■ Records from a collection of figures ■

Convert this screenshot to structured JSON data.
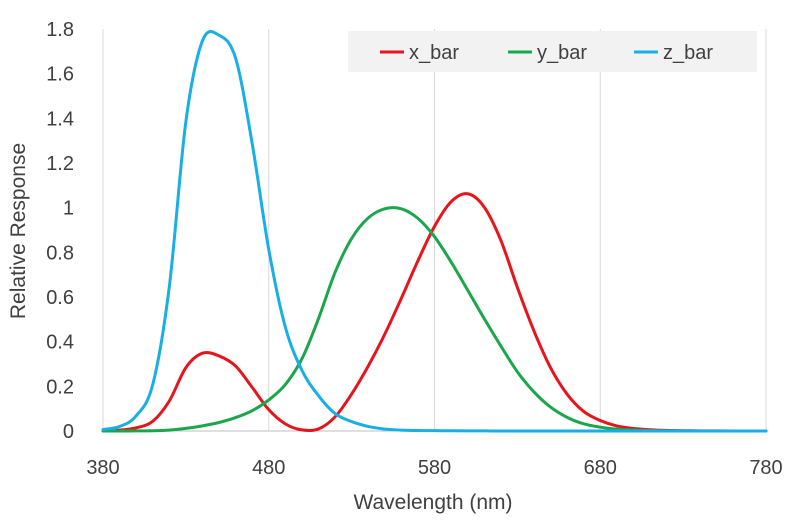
{
  "chart_data": {
    "type": "line",
    "xlabel": "Wavelength (nm)",
    "ylabel": "Relative Response",
    "xlim": [
      380,
      780
    ],
    "ylim": [
      0,
      1.8
    ],
    "x_ticks": [
      "380",
      "480",
      "580",
      "680",
      "780"
    ],
    "y_ticks": [
      "0",
      "0.2",
      "0.4",
      "0.6",
      "0.8",
      "1",
      "1.2",
      "1.4",
      "1.6",
      "1.8"
    ],
    "grid": "vertical",
    "legend": "top-right",
    "x": [
      380,
      390,
      400,
      410,
      420,
      430,
      440,
      450,
      460,
      470,
      480,
      490,
      500,
      510,
      520,
      530,
      540,
      550,
      560,
      570,
      580,
      590,
      600,
      610,
      620,
      630,
      640,
      650,
      660,
      670,
      680,
      690,
      700,
      710,
      720,
      730,
      740,
      750,
      760,
      770,
      780
    ],
    "series": [
      {
        "name": "x_bar",
        "color": "#e8141c",
        "values": [
          0.0014,
          0.0042,
          0.0143,
          0.0435,
          0.1344,
          0.2839,
          0.3483,
          0.3362,
          0.2908,
          0.1954,
          0.0956,
          0.032,
          0.0049,
          0.0093,
          0.0633,
          0.1655,
          0.2904,
          0.4334,
          0.5945,
          0.7621,
          0.9163,
          1.0263,
          1.0622,
          1.0026,
          0.8544,
          0.6424,
          0.4479,
          0.2835,
          0.1649,
          0.0874,
          0.0468,
          0.0227,
          0.0114,
          0.0058,
          0.0029,
          0.0014,
          0.0007,
          0.0003,
          0.0002,
          0.0001,
          0.0
        ]
      },
      {
        "name": "y_bar",
        "color": "#1aa64a",
        "values": [
          0.0,
          0.0001,
          0.0004,
          0.0012,
          0.004,
          0.0116,
          0.023,
          0.038,
          0.06,
          0.091,
          0.139,
          0.208,
          0.323,
          0.503,
          0.71,
          0.862,
          0.954,
          0.995,
          0.995,
          0.952,
          0.87,
          0.757,
          0.631,
          0.503,
          0.381,
          0.265,
          0.175,
          0.107,
          0.061,
          0.032,
          0.017,
          0.0082,
          0.0041,
          0.0021,
          0.001,
          0.0005,
          0.0002,
          0.0001,
          0.0001,
          0.0,
          0.0
        ]
      },
      {
        "name": "z_bar",
        "color": "#18aee6",
        "values": [
          0.0065,
          0.0201,
          0.0679,
          0.2074,
          0.6456,
          1.3856,
          1.7471,
          1.7721,
          1.6692,
          1.2876,
          0.813,
          0.4652,
          0.272,
          0.1582,
          0.0782,
          0.0422,
          0.0203,
          0.0087,
          0.0039,
          0.0021,
          0.0017,
          0.0011,
          0.0008,
          0.0003,
          0.0002,
          0.0,
          0.0,
          0.0,
          0.0,
          0.0,
          0.0,
          0.0,
          0.0,
          0.0,
          0.0,
          0.0,
          0.0,
          0.0,
          0.0,
          0.0,
          0.0
        ]
      }
    ]
  }
}
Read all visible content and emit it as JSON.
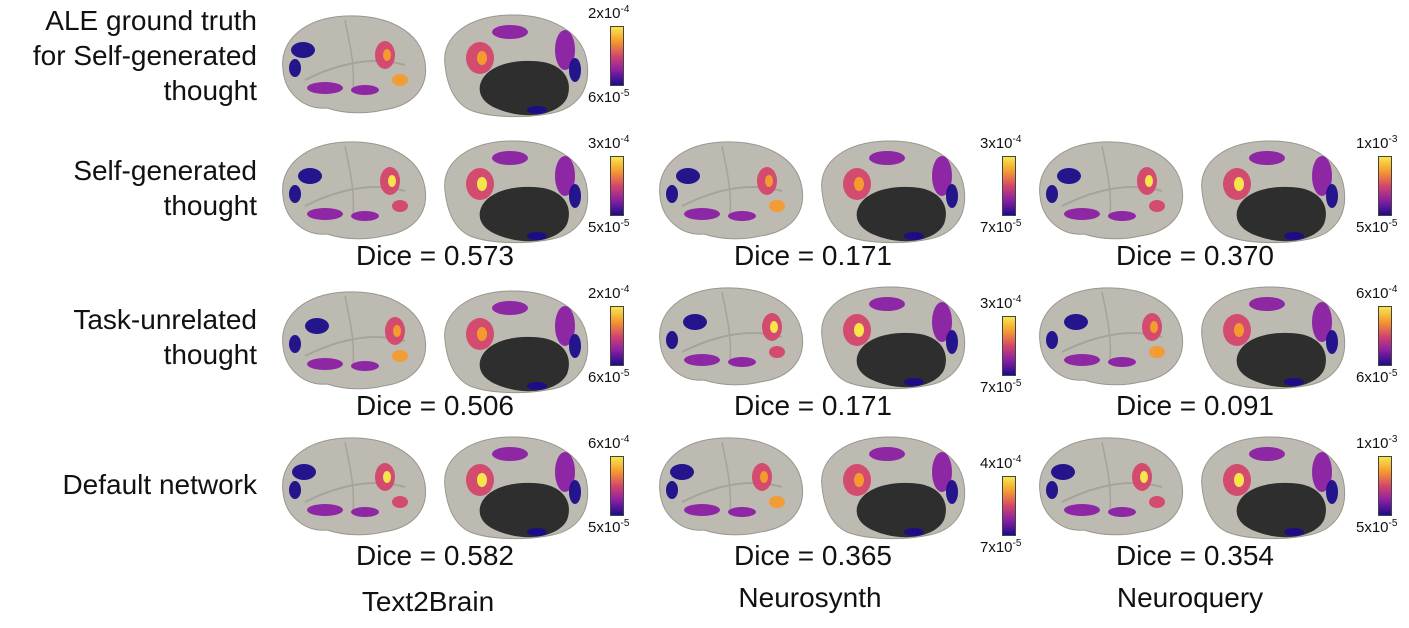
{
  "rows": [
    {
      "label_lines": [
        "ALE ground truth",
        "for Self-generated",
        "thought"
      ]
    },
    {
      "label_lines": [
        "Self-generated",
        "thought"
      ]
    },
    {
      "label_lines": [
        "Task-unrelated",
        "thought"
      ]
    },
    {
      "label_lines": [
        "Default network"
      ]
    }
  ],
  "columns": [
    "Text2Brain",
    "Neurosynth",
    "Neuroquery"
  ],
  "colorbars": [
    {
      "max": "2x10",
      "max_exp": "-4",
      "min": "6x10",
      "min_exp": "-5"
    },
    {
      "max": "3x10",
      "max_exp": "-4",
      "min": "5x10",
      "min_exp": "-5"
    },
    {
      "max": "3x10",
      "max_exp": "-4",
      "min": "7x10",
      "min_exp": "-5"
    },
    {
      "max": "1x10",
      "max_exp": "-3",
      "min": "5x10",
      "min_exp": "-5"
    },
    {
      "max": "2x10",
      "max_exp": "-4",
      "min": "6x10",
      "min_exp": "-5"
    },
    {
      "max": "3x10",
      "max_exp": "-4",
      "min": "7x10",
      "min_exp": "-5"
    },
    {
      "max": "6x10",
      "max_exp": "-4",
      "min": "6x10",
      "min_exp": "-5"
    },
    {
      "max": "6x10",
      "max_exp": "-4",
      "min": "5x10",
      "min_exp": "-5"
    },
    {
      "max": "4x10",
      "max_exp": "-4",
      "min": "7x10",
      "min_exp": "-5"
    },
    {
      "max": "1x10",
      "max_exp": "-3",
      "min": "5x10",
      "min_exp": "-5"
    }
  ],
  "dice": [
    [
      "Dice = 0.573",
      "Dice = 0.171",
      "Dice = 0.370"
    ],
    [
      "Dice = 0.506",
      "Dice = 0.171",
      "Dice = 0.091"
    ],
    [
      "Dice = 0.582",
      "Dice = 0.365",
      "Dice = 0.354"
    ]
  ],
  "colormap": [
    "#1c0c8a",
    "#8a1fa3",
    "#d5456d",
    "#f59a2e",
    "#f7e64a"
  ],
  "cortex_color": "#bdbab2",
  "medial_wall_color": "#2e2e2e"
}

■ Task ■
Within the listing, how many lines hold the word "JSON"? Only the number is to be given.

■ Solution below ■
2